What you need to do →
Find the number of lines containing the string "Νίκος" in the data. Answer with the number by itself.

>>

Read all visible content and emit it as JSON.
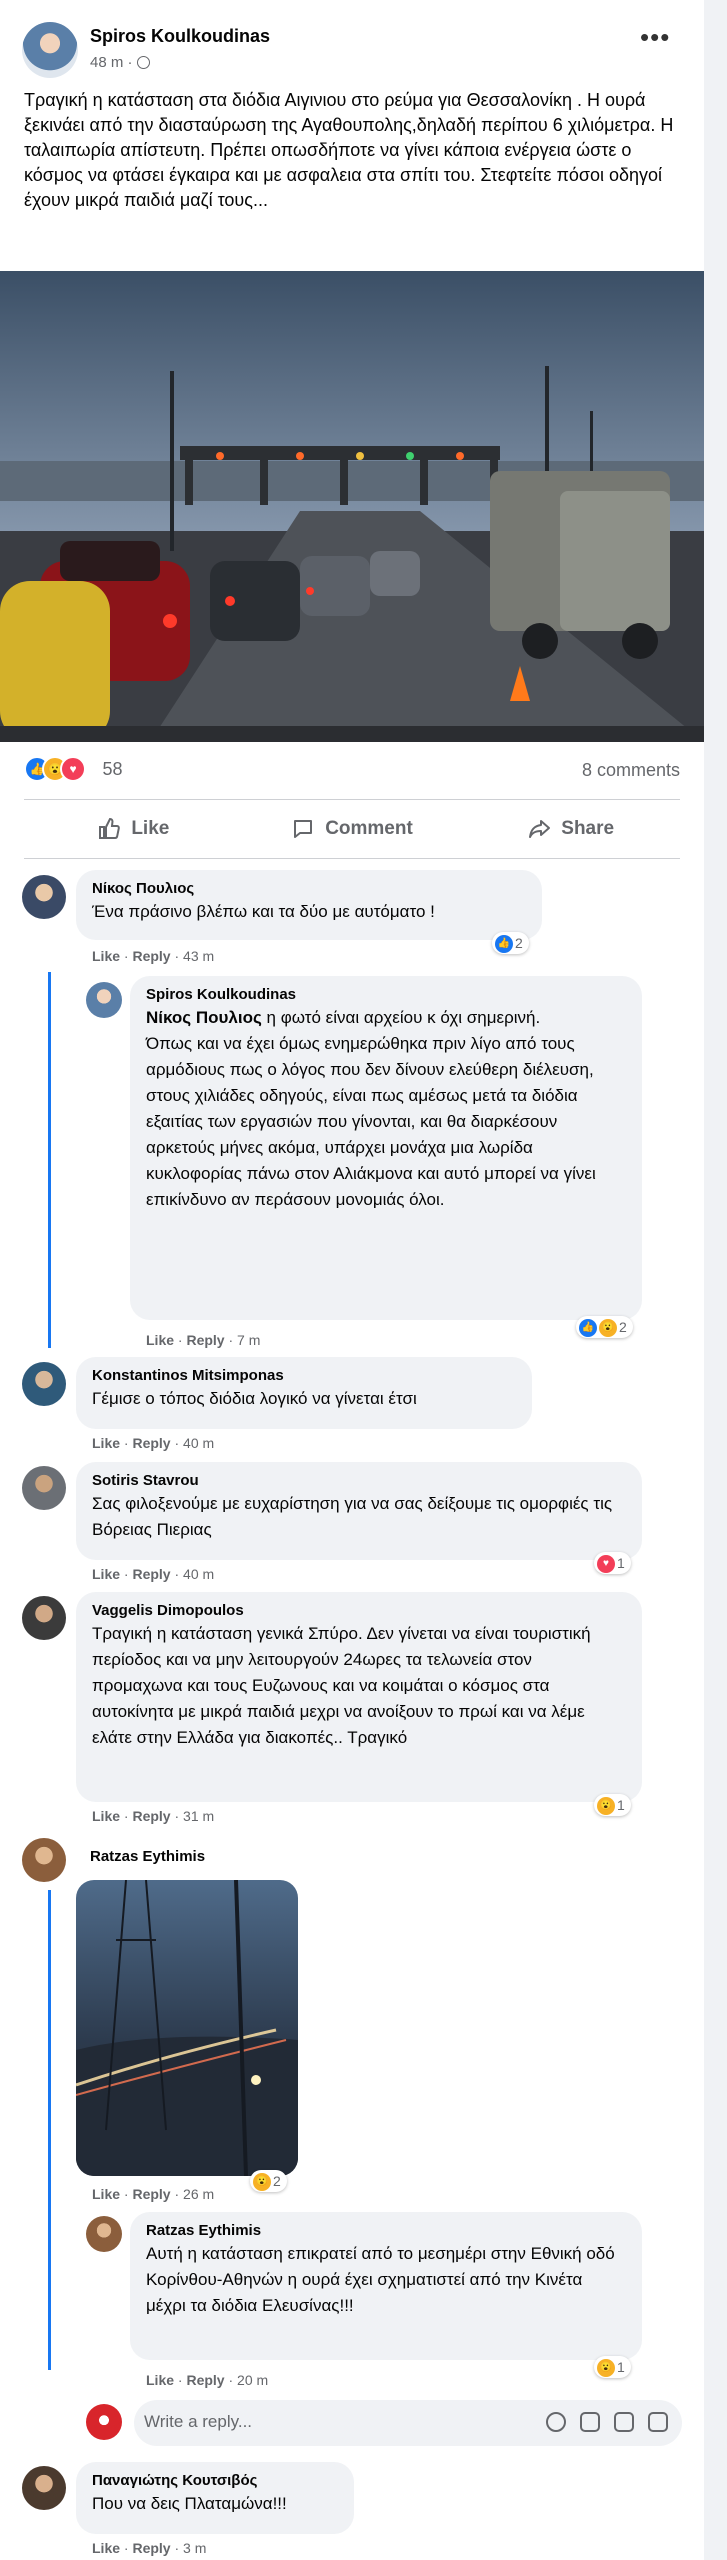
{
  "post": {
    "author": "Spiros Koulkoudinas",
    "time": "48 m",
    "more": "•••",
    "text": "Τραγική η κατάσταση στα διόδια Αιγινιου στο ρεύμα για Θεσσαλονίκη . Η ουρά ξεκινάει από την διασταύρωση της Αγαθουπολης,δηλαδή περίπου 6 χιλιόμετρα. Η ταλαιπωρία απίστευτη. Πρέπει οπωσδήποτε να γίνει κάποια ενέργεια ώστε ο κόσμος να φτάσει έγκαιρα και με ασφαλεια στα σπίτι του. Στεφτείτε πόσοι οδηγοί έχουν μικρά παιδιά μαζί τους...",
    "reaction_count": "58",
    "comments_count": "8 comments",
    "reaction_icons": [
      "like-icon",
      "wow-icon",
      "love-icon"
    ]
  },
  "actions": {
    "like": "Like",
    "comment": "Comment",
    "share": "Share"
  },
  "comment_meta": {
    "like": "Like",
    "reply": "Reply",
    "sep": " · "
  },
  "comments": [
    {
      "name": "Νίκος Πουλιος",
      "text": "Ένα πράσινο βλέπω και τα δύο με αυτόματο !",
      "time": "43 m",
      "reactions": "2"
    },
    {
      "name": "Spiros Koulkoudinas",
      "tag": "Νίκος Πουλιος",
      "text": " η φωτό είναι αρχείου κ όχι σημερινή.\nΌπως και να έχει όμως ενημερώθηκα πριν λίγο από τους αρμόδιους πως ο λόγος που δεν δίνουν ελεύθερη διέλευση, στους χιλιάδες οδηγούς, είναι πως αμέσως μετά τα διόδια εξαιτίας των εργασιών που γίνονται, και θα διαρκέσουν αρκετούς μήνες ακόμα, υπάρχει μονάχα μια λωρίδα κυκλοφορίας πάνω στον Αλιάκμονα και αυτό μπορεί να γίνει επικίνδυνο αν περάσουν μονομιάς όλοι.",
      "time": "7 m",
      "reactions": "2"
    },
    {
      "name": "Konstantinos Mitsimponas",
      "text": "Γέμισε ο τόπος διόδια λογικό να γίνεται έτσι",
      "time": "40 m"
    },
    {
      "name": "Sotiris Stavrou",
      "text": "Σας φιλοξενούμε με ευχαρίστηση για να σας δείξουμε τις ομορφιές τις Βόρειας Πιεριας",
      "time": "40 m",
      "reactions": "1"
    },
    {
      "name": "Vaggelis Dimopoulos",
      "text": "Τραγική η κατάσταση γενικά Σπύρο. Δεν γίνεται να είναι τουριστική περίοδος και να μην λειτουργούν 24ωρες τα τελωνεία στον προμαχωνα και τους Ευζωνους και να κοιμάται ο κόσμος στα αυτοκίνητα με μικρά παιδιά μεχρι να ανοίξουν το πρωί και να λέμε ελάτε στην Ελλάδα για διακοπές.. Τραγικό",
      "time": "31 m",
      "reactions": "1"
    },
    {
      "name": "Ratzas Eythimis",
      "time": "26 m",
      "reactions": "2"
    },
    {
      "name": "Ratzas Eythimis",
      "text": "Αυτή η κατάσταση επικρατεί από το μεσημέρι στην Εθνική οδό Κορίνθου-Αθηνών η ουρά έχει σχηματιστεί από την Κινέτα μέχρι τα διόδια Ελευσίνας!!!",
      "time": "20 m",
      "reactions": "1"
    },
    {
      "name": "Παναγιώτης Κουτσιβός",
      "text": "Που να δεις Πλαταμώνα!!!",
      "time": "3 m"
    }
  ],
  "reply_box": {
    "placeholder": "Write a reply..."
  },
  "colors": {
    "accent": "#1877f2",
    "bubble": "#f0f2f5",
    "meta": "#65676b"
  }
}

<<
>>

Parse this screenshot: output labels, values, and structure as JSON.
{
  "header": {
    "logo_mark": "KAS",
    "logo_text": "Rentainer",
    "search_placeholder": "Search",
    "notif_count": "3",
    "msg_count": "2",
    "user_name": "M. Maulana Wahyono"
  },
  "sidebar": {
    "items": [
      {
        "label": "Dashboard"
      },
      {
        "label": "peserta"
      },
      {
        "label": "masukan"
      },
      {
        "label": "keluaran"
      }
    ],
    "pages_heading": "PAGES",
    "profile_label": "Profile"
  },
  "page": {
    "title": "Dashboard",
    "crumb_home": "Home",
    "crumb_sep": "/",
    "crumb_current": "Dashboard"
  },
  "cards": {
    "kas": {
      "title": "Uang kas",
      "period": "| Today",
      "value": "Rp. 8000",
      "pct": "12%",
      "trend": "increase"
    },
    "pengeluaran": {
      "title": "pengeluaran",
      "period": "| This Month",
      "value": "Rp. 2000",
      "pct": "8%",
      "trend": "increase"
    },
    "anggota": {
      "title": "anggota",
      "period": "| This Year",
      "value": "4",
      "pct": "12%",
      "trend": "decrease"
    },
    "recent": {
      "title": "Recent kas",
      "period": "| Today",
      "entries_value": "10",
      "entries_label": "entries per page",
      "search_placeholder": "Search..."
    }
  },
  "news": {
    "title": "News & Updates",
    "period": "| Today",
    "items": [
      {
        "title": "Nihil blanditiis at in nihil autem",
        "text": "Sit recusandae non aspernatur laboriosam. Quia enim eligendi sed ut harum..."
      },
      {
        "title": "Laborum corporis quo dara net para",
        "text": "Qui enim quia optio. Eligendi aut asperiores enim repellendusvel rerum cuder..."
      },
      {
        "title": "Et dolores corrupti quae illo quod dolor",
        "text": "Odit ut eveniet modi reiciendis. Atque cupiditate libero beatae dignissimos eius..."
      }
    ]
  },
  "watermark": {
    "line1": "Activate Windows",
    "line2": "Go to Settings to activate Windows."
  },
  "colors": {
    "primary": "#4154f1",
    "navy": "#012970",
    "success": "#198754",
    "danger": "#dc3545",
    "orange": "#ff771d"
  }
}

<<

Solution →
2